JOB — Filter the listing below, copying every line in which the word "کارگران" appears.

== INPUT DATA ==

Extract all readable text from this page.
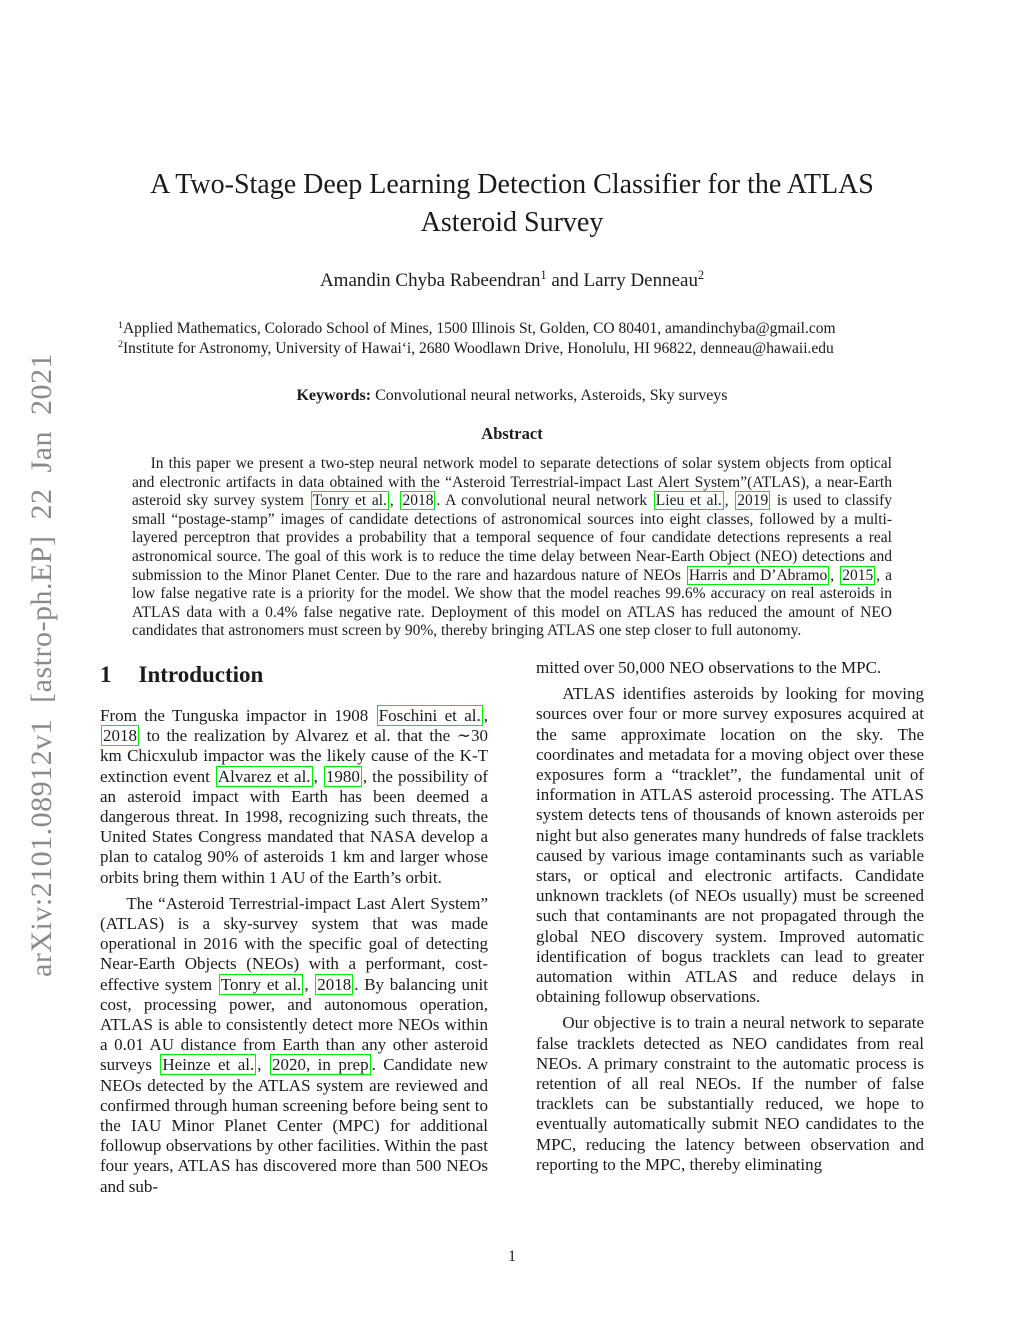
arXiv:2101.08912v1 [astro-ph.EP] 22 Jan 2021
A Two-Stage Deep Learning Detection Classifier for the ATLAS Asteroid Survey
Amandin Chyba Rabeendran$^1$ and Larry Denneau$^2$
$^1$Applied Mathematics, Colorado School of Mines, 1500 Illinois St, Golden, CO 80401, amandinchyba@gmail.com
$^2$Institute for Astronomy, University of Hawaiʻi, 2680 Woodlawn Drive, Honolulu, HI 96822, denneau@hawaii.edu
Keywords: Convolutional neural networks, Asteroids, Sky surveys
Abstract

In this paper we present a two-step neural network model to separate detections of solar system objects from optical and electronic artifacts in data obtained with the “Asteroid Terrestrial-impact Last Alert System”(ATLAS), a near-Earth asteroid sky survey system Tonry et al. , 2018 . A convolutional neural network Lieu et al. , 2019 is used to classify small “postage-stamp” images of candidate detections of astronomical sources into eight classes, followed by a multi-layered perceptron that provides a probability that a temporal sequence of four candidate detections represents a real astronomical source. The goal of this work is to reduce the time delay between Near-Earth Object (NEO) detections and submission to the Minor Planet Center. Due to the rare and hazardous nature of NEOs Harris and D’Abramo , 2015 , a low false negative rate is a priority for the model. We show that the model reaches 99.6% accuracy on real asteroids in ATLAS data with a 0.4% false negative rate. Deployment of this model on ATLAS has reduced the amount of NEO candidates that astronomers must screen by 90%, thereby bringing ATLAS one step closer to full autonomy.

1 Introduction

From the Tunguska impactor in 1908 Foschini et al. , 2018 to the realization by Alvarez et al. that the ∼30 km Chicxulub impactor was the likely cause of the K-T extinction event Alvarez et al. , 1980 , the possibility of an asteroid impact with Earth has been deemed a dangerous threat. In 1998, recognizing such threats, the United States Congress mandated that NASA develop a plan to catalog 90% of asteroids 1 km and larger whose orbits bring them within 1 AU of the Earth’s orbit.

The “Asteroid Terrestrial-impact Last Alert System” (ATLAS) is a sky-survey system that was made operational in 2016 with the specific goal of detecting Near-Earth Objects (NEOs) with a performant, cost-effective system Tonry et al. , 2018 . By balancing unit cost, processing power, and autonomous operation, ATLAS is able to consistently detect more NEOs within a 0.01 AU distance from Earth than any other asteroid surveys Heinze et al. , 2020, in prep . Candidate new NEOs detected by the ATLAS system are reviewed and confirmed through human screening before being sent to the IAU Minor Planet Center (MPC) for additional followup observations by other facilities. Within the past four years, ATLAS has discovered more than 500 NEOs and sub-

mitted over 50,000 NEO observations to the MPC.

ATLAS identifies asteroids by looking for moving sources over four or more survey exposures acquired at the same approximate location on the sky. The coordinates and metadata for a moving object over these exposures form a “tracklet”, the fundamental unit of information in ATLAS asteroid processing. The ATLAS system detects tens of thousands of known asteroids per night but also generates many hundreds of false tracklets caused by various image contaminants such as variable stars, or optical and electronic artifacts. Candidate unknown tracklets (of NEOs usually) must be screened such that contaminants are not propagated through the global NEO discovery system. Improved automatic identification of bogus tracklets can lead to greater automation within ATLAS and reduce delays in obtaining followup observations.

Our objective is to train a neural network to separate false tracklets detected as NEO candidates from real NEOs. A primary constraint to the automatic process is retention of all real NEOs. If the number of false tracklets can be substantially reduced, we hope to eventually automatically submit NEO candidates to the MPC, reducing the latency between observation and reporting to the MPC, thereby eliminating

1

===
== INPUT DATA ==

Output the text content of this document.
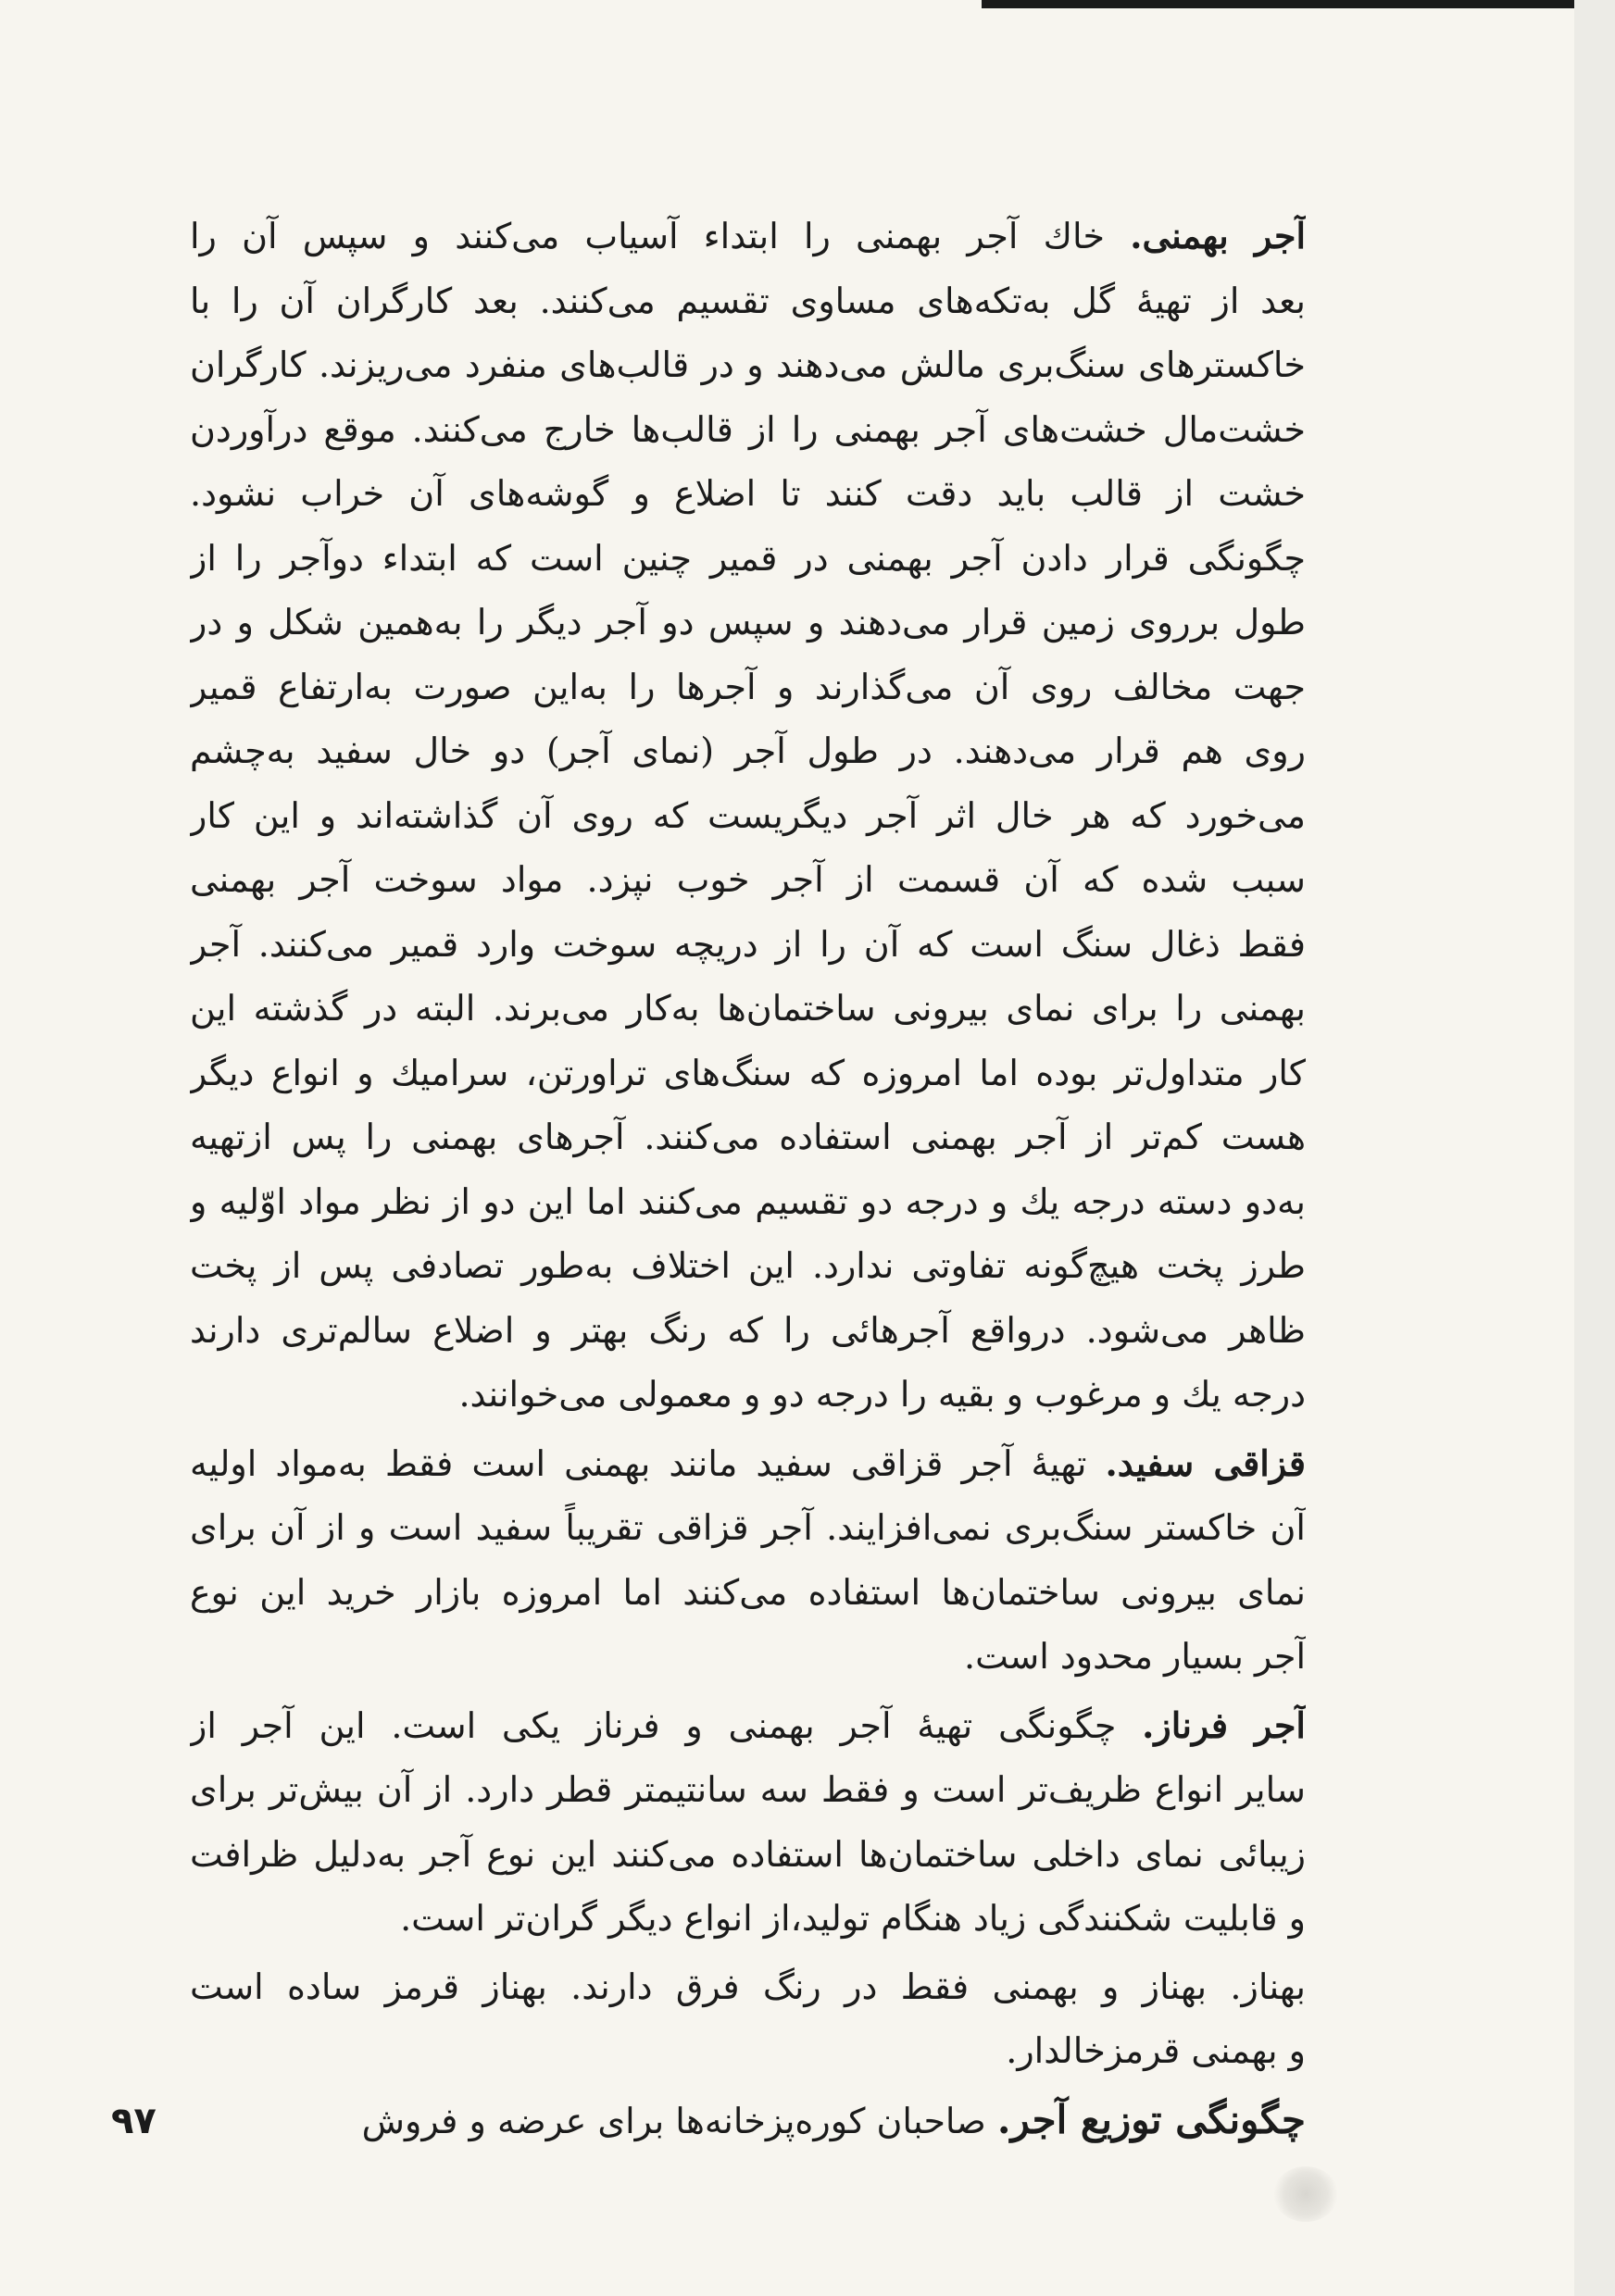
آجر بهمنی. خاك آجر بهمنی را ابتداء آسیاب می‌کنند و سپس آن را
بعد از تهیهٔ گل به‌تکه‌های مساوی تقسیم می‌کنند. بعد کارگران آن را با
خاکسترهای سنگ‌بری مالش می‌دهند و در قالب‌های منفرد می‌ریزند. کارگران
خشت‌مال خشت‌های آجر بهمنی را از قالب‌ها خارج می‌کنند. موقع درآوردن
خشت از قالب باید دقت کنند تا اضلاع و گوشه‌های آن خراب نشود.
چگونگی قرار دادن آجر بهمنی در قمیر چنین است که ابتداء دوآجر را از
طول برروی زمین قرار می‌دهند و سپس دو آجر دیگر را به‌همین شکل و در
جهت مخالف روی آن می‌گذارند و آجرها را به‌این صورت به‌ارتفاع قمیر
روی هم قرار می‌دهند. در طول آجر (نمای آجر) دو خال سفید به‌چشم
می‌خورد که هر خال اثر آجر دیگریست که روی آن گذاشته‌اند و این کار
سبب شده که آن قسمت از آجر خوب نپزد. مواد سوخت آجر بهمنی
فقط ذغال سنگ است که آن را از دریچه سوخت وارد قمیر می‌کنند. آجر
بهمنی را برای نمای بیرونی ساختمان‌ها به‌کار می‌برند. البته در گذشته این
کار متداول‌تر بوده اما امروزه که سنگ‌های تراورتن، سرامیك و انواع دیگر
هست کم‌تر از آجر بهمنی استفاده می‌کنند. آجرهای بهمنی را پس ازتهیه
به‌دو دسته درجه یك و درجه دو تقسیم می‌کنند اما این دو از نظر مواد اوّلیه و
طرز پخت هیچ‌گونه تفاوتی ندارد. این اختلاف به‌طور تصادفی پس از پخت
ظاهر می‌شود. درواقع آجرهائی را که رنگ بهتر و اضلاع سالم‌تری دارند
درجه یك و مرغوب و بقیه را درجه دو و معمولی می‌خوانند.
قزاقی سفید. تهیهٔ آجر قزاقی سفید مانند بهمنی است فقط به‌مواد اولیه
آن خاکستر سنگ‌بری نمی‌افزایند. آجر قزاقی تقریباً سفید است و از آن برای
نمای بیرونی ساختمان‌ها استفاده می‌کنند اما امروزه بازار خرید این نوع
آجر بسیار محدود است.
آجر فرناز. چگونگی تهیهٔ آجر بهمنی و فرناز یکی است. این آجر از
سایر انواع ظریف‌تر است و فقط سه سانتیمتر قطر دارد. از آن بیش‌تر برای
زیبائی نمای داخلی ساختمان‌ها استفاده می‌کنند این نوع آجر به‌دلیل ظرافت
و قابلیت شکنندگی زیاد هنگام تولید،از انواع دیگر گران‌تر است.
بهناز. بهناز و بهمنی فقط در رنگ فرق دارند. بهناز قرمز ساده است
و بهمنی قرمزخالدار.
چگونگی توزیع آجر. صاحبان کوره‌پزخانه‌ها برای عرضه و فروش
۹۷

===
== INPUT DATA ==

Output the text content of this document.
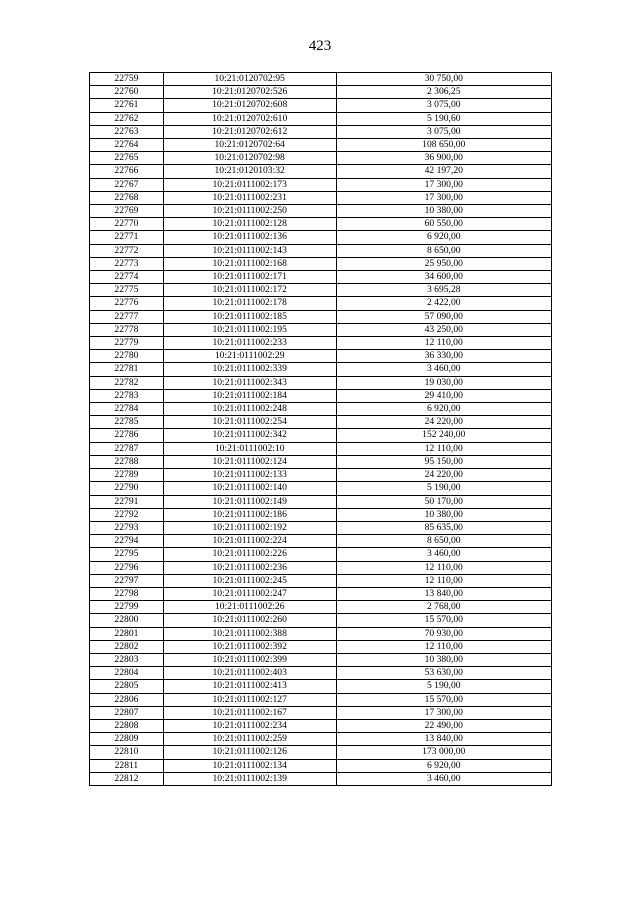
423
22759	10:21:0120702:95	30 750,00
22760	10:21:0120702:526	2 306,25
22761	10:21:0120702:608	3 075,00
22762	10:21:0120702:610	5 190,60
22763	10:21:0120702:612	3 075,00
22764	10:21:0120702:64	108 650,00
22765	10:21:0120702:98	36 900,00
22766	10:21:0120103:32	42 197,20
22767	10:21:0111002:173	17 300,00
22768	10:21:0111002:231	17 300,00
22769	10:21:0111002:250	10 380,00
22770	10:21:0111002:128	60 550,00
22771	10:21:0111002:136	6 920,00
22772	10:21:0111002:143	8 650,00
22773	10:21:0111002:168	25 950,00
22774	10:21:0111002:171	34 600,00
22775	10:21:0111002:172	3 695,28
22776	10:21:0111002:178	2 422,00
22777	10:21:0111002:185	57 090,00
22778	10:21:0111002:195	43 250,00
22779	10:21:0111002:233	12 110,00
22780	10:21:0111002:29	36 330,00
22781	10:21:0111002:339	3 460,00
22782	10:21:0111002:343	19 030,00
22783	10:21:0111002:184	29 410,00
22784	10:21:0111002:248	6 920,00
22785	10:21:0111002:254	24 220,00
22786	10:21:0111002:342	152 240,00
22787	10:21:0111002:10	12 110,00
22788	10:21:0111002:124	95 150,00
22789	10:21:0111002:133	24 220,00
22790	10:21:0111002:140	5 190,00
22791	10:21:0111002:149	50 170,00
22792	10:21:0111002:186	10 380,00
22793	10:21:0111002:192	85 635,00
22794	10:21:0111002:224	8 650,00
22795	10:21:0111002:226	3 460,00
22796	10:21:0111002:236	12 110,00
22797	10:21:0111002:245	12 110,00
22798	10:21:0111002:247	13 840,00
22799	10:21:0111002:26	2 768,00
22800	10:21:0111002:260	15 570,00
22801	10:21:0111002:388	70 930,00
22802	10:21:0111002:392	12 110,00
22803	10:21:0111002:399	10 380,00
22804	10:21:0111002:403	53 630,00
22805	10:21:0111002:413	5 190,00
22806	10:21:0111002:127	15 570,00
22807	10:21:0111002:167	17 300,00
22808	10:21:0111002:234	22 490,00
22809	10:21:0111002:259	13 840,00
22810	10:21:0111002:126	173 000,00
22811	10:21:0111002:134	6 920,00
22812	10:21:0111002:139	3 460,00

===

CORRECT OUTPUT —
بعد از تهیهٔ گل به‌تکه‌های مساوی تقسیم می‌کنند. بعد کارگران آن را با
خاکسترهای سنگ‌بری مالش می‌دهند و در قالب‌های منفرد می‌ریزند. کارگران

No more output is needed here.